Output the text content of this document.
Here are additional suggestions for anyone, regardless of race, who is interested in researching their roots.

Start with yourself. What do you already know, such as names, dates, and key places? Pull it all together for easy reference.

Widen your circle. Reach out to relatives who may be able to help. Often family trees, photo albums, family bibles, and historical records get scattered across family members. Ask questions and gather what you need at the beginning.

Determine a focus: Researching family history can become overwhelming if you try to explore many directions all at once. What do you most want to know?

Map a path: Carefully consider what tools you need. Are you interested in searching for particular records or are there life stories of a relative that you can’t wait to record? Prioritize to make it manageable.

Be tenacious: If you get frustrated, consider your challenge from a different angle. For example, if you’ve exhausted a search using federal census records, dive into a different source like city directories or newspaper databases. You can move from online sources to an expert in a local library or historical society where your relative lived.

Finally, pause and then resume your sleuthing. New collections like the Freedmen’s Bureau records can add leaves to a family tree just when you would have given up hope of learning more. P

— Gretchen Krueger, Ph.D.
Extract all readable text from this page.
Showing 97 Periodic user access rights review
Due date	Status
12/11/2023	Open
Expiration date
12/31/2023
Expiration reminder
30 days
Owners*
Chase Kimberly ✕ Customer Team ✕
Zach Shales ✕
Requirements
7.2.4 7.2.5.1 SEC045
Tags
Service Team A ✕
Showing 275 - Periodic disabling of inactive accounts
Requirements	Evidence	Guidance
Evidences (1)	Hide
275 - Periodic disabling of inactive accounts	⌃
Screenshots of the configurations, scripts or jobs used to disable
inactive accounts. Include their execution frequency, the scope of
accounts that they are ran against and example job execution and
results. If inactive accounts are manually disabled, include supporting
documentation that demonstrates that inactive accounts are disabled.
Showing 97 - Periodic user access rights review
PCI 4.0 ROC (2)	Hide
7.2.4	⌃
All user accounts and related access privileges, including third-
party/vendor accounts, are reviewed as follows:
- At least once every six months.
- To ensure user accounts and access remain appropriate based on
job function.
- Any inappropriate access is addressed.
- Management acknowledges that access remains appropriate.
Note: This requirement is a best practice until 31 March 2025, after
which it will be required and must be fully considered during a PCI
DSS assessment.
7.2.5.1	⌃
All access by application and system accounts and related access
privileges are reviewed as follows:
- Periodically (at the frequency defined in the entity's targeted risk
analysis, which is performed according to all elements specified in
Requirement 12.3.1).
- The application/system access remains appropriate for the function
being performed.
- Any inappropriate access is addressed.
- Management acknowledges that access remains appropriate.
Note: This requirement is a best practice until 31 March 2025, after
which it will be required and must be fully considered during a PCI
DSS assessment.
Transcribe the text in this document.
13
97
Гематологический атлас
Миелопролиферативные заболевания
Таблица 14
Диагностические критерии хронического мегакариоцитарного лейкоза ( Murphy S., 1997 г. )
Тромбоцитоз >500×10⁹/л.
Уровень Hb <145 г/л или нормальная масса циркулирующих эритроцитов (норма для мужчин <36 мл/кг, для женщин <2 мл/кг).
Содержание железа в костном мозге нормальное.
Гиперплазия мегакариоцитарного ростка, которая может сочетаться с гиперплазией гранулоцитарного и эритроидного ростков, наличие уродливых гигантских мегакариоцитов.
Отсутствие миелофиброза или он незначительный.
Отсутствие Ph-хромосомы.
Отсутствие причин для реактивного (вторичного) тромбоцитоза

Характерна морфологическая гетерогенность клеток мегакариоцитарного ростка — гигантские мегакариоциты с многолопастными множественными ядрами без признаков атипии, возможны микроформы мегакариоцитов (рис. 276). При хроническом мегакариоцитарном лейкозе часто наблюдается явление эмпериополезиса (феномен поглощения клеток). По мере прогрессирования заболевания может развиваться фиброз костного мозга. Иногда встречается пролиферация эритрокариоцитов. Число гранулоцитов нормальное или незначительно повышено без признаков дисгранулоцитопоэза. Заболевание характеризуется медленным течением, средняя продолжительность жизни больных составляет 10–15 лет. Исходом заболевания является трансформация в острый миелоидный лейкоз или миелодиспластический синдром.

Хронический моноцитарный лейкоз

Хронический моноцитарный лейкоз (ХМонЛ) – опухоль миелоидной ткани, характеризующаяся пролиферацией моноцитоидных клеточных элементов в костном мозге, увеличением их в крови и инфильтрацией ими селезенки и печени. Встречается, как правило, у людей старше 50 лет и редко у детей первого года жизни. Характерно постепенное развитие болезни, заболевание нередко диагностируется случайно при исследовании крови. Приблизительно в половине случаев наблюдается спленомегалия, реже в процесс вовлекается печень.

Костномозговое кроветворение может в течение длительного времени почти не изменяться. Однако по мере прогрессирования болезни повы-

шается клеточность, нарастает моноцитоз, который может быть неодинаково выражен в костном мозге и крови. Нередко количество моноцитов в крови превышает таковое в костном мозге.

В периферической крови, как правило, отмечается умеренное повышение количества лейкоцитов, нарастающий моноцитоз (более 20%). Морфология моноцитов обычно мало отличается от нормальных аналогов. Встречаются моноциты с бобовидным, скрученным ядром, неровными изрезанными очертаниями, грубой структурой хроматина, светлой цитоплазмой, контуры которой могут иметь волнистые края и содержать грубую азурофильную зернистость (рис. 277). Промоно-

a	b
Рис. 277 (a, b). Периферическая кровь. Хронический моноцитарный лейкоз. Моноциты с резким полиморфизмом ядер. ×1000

» **Exercise directions**: Set down each entry again, unchanged.

» **Solution for this task**:
Output the text content of this document.
Here are additional suggestions for anyone, regardless of race, who is interested in researching their roots.

Start with yourself. What do you already know, such as names, dates, and key places? Pull it all together for easy reference.

Widen your circle. Reach out to relatives who may be able to help. Often family trees, photo albums, family bibles, and historical records get scattered across family members. Ask questions and gather what you need at the beginning.

Determine a focus: Researching family history can become overwhelming if you try to explore many directions all at once. What do you most want to know?

Map a path: Carefully consider what tools you need. Are you interested in searching for particular records or are there life stories of a relative that you can’t wait to record? Prioritize to make it manageable.

Be tenacious: If you get frustrated, consider your challenge from a different angle. For example, if you’ve exhausted a search using federal census records, dive into a different source like city directories or newspaper databases. You can move from online sources to an expert in a local library or historical society where your relative lived.

Finally, pause and then resume your sleuthing. New collections like the Freedmen’s Bureau records can add leaves to a family tree just when you would have given up hope of learning more. P

— Gretchen Krueger, Ph.D.
Extract all readable text from this page.
Showing 97 Periodic user access rights review
Due date	Status
12/11/2023	Open
Expiration date
12/31/2023
Expiration reminder
30 days
Owners*
Chase Kimberly ✕ Customer Team ✕
Zach Shales ✕
Requirements
7.2.4 7.2.5.1 SEC045
Tags
Service Team A ✕
Showing 275 - Periodic disabling of inactive accounts
Requirements	Evidence	Guidance
Evidences (1)	Hide
275 - Periodic disabling of inactive accounts	⌃
Screenshots of the configurations, scripts or jobs used to disable
inactive accounts. Include their execution frequency, the scope of
accounts that they are ran against and example job execution and
results. If inactive accounts are manually disabled, include supporting
documentation that demonstrates that inactive accounts are disabled.
Showing 97 - Periodic user access rights review
PCI 4.0 ROC (2)	Hide
7.2.4	⌃
All user accounts and related access privileges, including third-
party/vendor accounts, are reviewed as follows:
- At least once every six months.
- To ensure user accounts and access remain appropriate based on
job function.
- Any inappropriate access is addressed.
- Management acknowledges that access remains appropriate.
Note: This requirement is a best practice until 31 March 2025, after
which it will be required and must be fully considered during a PCI
DSS assessment.
7.2.5.1	⌃
All access by application and system accounts and related access
privileges are reviewed as follows:
- Periodically (at the frequency defined in the entity's targeted risk
analysis, which is performed according to all elements specified in
Requirement 12.3.1).
- The application/system access remains appropriate for the function
being performed.
- Any inappropriate access is addressed.
- Management acknowledges that access remains appropriate.
Note: This requirement is a best practice until 31 March 2025, after
which it will be required and must be fully considered during a PCI
DSS assessment.
Transcribe the text in this document.
13
97
Гематологический атлас
Миелопролиферативные заболевания
Таблица 14
Диагностические критерии хронического мегакариоцитарного лейкоза ( Murphy S., 1997 г. )
Тромбоцитоз >500×10⁹/л.
Уровень Hb <145 г/л или нормальная масса циркулирующих эритроцитов (норма для мужчин <36 мл/кг, для женщин <2 мл/кг).
Содержание железа в костном мозге нормальное.
Гиперплазия мегакариоцитарного ростка, которая может сочетаться с гиперплазией гранулоцитарного и эритроидного ростков, наличие уродливых гигантских мегакариоцитов.
Отсутствие миелофиброза или он незначительный.
Отсутствие Ph-хромосомы.
Отсутствие причин для реактивного (вторичного) тромбоцитоза

Характерна морфологическая гетерогенность клеток мегакариоцитарного ростка — гигантские мегакариоциты с многолопастными множественными ядрами без признаков атипии, возможны микроформы мегакариоцитов (рис. 276). При хроническом мегакариоцитарном лейкозе часто наблюдается явление эмпериополезиса (феномен поглощения клеток). По мере прогрессирования заболевания может развиваться фиброз костного мозга. Иногда встречается пролиферация эритрокариоцитов. Число гранулоцитов нормальное или незначительно повышено без признаков дисгранулоцитопоэза. Заболевание характеризуется медленным течением, средняя продолжительность жизни больных составляет 10–15 лет. Исходом заболевания является трансформация в острый миелоидный лейкоз или миелодиспластический синдром.

Хронический моноцитарный лейкоз

Хронический моноцитарный лейкоз (ХМонЛ) – опухоль миелоидной ткани, характеризующаяся пролиферацией моноцитоидных клеточных элементов в костном мозге, увеличением их в крови и инфильтрацией ими селезенки и печени. Встречается, как правило, у людей старше 50 лет и редко у детей первого года жизни. Характерно постепенное развитие болезни, заболевание нередко диагностируется случайно при исследовании крови. Приблизительно в половине случаев наблюдается спленомегалия, реже в процесс вовлекается печень.

Костномозговое кроветворение может в течение длительного времени почти не изменяться. Однако по мере прогрессирования болезни повы-

шается клеточность, нарастает моноцитоз, который может быть неодинаково выражен в костном мозге и крови. Нередко количество моноцитов в крови превышает таковое в костном мозге.

В периферической крови, как правило, отмечается умеренное повышение количества лейкоцитов, нарастающий моноцитоз (более 20%). Морфология моноцитов обычно мало отличается от нормальных аналогов. Встречаются моноциты с бобовидным, скрученным ядром, неровными изрезанными очертаниями, грубой структурой хроматина, светлой цитоплазмой, контуры которой могут иметь волнистые края и содержать грубую азурофильную зернистость (рис. 277). Промоно-

a	b
Рис. 277 (a, b). Периферическая кровь. Хронический моноцитарный лейкоз. Моноциты с резким полиморфизмом ядер. ×1000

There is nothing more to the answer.